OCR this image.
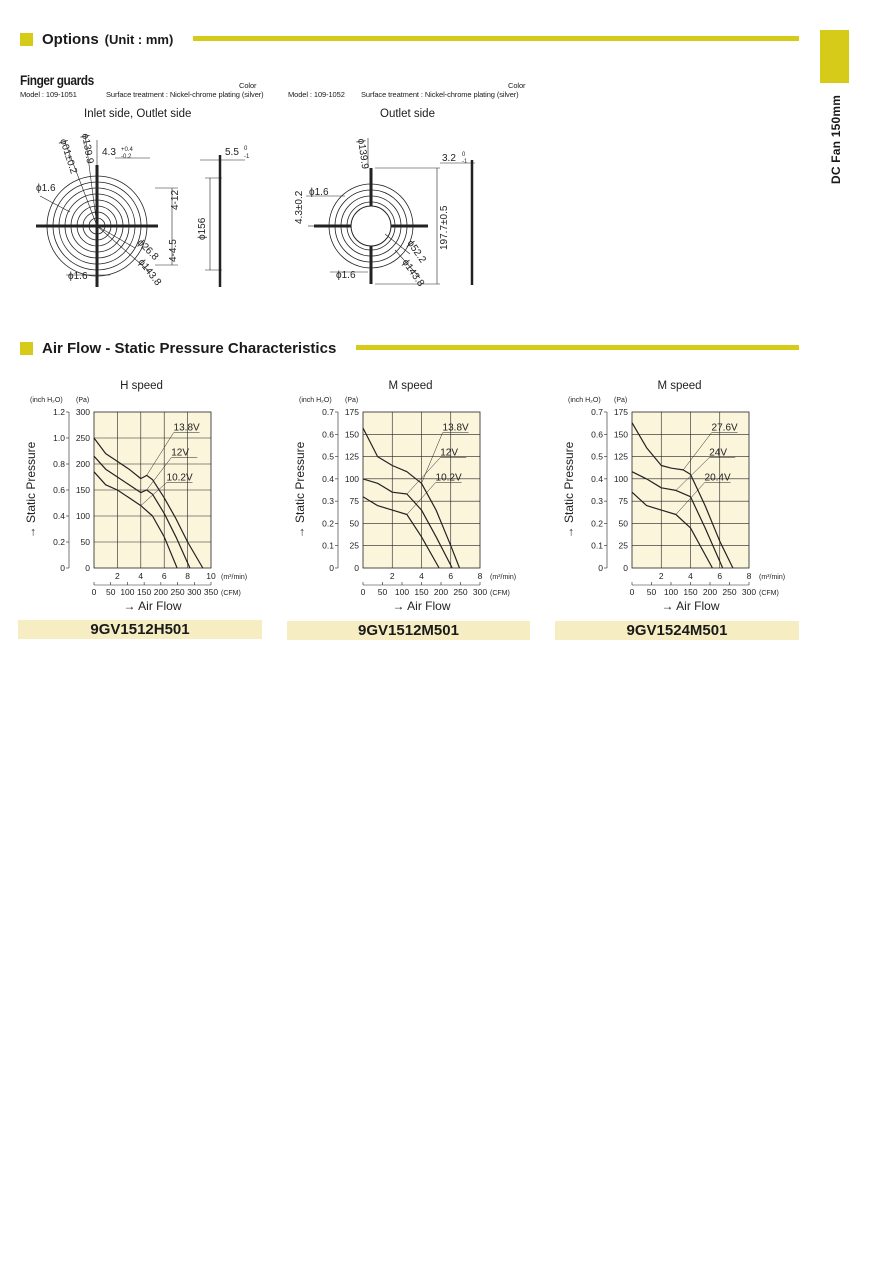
Options (Unit : mm)
DC Fan 150mm
Finger guards
Model : 109-1051	Surface treatment : Nickel-chrome plating (silver)
Color
Inlet side, Outlet side
Model : 109-1052 Surface treatment : Nickel-chrome plating (silver)
Color
Outlet side
ϕ139.9
ϕ01±0.2 4.3 +0.4
-0.2
ϕ1.6
ϕ1.6
ϕ26.8
ϕ143.8
5.5 0
-1
4-12
ϕ156
4-4.5
ϕ139.9
ϕ1.6
4.3±0.2
ϕ1.6
ϕ52.2
ϕ143.8
3.2 0
-1
197.7±0.5
Air Flow - Static Pressure Characteristics
H speed
(inch H₂O) (Pa)
0
50
100
150
200
250
300
0
0.2
0.4
0.6
0.8
1.0
1.2
2 4 6 8 10 (m³/min)
0 50 100 150 200 250 300 350 (CFM)
→ Air Flow
→ Static Pressure
13.8V
12V
10.2V
M speed
(inch H₂O) (Pa)
0
25
50
75
100
125
150
175
0
0.1
0.2
0.3
0.4
0.5
0.6
0.7
2	4	6	8 (m³/min)
0 50 100 150 200 250 300 (CFM)
→ Air Flow
→ Static Pressure
13.8V
12V
10.2V
M speed
(inch H₂O) (Pa)
0
25
50
75
100
125
150
175
0
0.1
0.2
0.3
0.4
0.5
0.6
0.7
2	4	6	8 (m³/min)
0 50 100 150 200 250 300 (CFM)
→ Air Flow
→ Static Pressure
27.6V
24V
20.4V
9GV1512H501	9GV1512M501	9GV1524M501
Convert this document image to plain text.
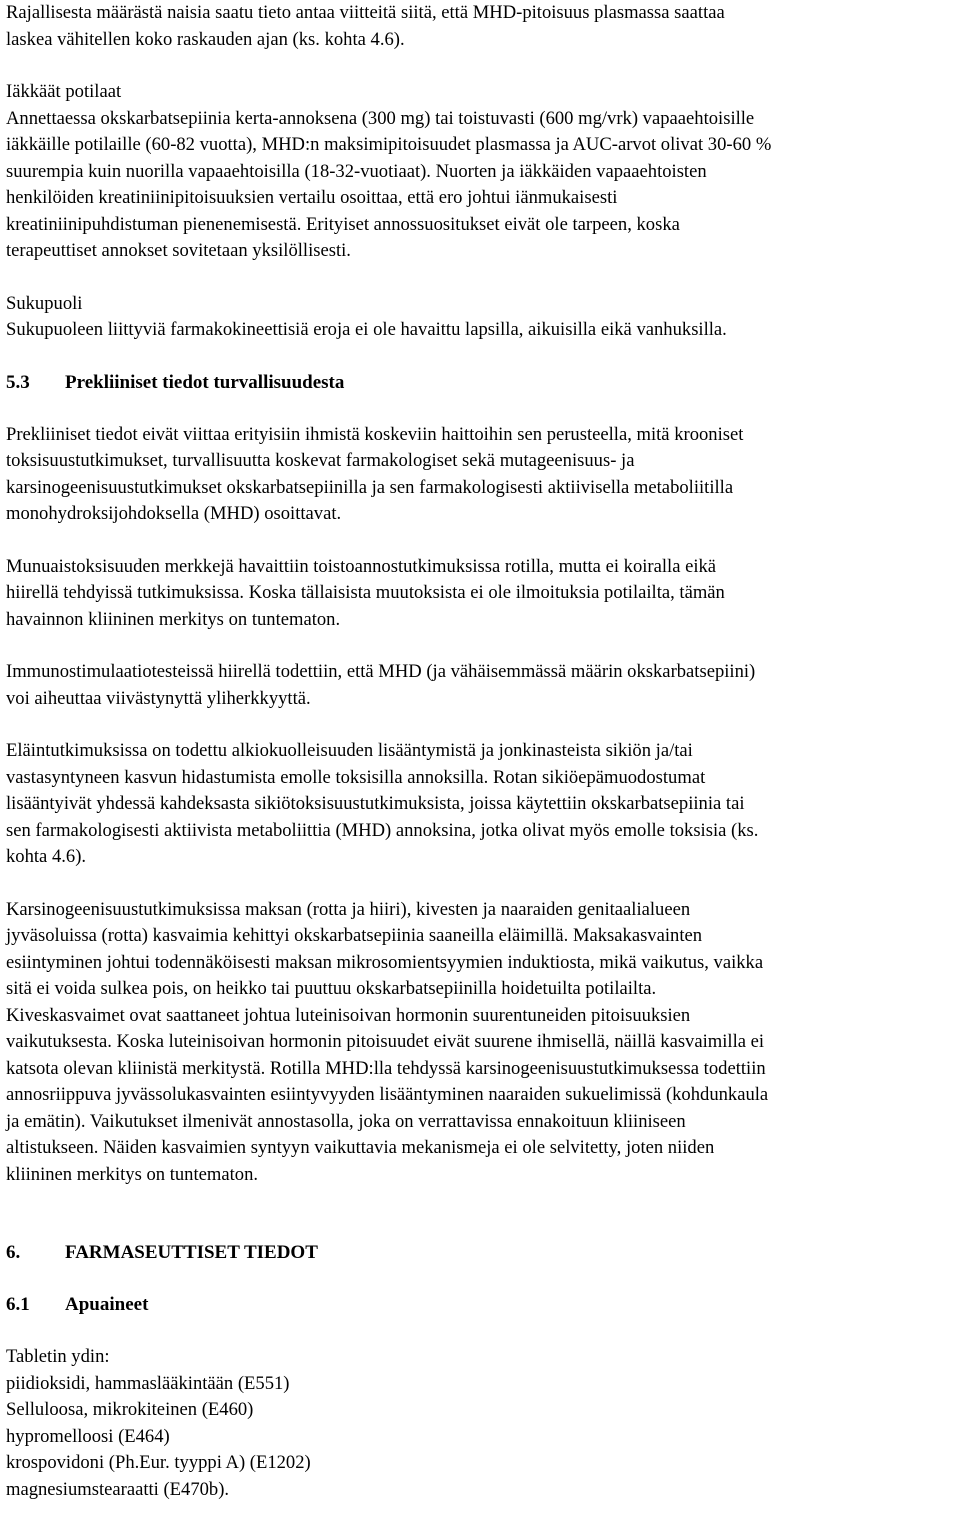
Rajallisesta määrästä naisia saatu tieto antaa viitteitä siitä, että MHD-pitoisuus plasmassa saattaa
laskea vähitellen koko raskauden ajan (ks. kohta 4.6).
Iäkkäät potilaat
Annettaessa okskarbatsepiinia kerta-annoksena (300 mg) tai toistuvasti (600 mg/vrk) vapaaehtoisille
iäkkäille potilaille (60-82 vuotta), MHD:n maksimipitoisuudet plasmassa ja AUC-arvot olivat 30-60 %
suurempia kuin nuorilla vapaaehtoisilla (18-32-vuotiaat). Nuorten ja iäkkäiden vapaaehtoisten
henkilöiden kreatiniinipitoisuuksien vertailu osoittaa, että ero johtui iänmukaisesti
kreatiniinipuhdistuman pienenemisestä. Erityiset annossuositukset eivät ole tarpeen, koska
terapeuttiset annokset sovitetaan yksilöllisesti.
Sukupuoli
Sukupuoleen liittyviä farmakokineettisiä eroja ei ole havaittu lapsilla, aikuisilla eikä vanhuksilla.
5.3 Prekliiniset tiedot turvallisuudesta
Prekliiniset tiedot eivät viittaa erityisiin ihmistä koskeviin haittoihin sen perusteella, mitä krooniset
toksisuustutkimukset, turvallisuutta koskevat farmakologiset sekä mutageenisuus- ja
karsinogeenisuustutkimukset okskarbatsepiinilla ja sen farmakologisesti aktiivisella metaboliitilla
monohydroksijohdoksella (MHD) osoittavat.
Munuaistoksisuuden merkkejä havaittiin toistoannostutkimuksissa rotilla, mutta ei koiralla eikä
hiirellä tehdyissä tutkimuksissa. Koska tällaisista muutoksista ei ole ilmoituksia potilailta, tämän
havainnon kliininen merkitys on tuntematon.
Immunostimulaatiotesteissä hiirellä todettiin, että MHD (ja vähäisemmässä määrin okskarbatsepiini)
voi aiheuttaa viivästynyttä yliherkkyyttä.
Eläintutkimuksissa on todettu alkiokuolleisuuden lisääntymistä ja jonkinasteista sikiön ja/tai
vastasyntyneen kasvun hidastumista emolle toksisilla annoksilla. Rotan sikiöepämuodostumat
lisääntyivät yhdessä kahdeksasta sikiötoksisuustutkimuksista, joissa käytettiin okskarbatsepiinia tai
sen farmakologisesti aktiivista metaboliittia (MHD) annoksina, jotka olivat myös emolle toksisia (ks.
kohta 4.6).
Karsinogeenisuustutkimuksissa maksan (rotta ja hiiri), kivesten ja naaraiden genitaalialueen
jyväsoluissa (rotta) kasvaimia kehittyi okskarbatsepiinia saaneilla eläimillä. Maksakasvainten
esiintyminen johtui todennäköisesti maksan mikrosomientsyymien induktiosta, mikä vaikutus, vaikka
sitä ei voida sulkea pois, on heikko tai puuttuu okskarbatsepiinilla hoidetuilta potilailta.
Kiveskasvaimet ovat saattaneet johtua luteinisoivan hormonin suurentuneiden pitoisuuksien
vaikutuksesta. Koska luteinisoivan hormonin pitoisuudet eivät suurene ihmisellä, näillä kasvaimilla ei
katsota olevan kliinistä merkitystä. Rotilla MHD:lla tehdyssä karsinogeenisuustutkimuksessa todettiin
annosriippuva jyvässolukasvainten esiintyvyyden lisääntyminen naaraiden sukuelimissä (kohdunkaula
ja emätin). Vaikutukset ilmenivät annostasolla, joka on verrattavissa ennakoituun kliiniseen
altistukseen. Näiden kasvaimien syntyyn vaikuttavia mekanismeja ei ole selvitetty, joten niiden
kliininen merkitys on tuntematon.
6. FARMASEUTTISET TIEDOT
6.1 Apuaineet
Tabletin ydin:
piidioksidi, hammaslääkintään (E551)
Selluloosa, mikrokiteinen (E460)
hypromelloosi (E464)
krospovidoni (Ph.Eur. tyyppi A) (E1202)
magnesiumstearaatti (E470b).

*Directive*.
Search the data above for the word "eivät", then gather each line in which it appears.

*Final result*.
kreatiniinipuhdistuman pienenemisestä. Erityiset annossuositukset eivät ole tarpeen, koska
Prekliiniset tiedot eivät viittaa erityisiin ihmistä koskeviin haittoihin sen perusteella, mitä krooniset
vaikutuksesta. Koska luteinisoivan hormonin pitoisuudet eivät suurene ihmisellä, näillä kasvaimilla ei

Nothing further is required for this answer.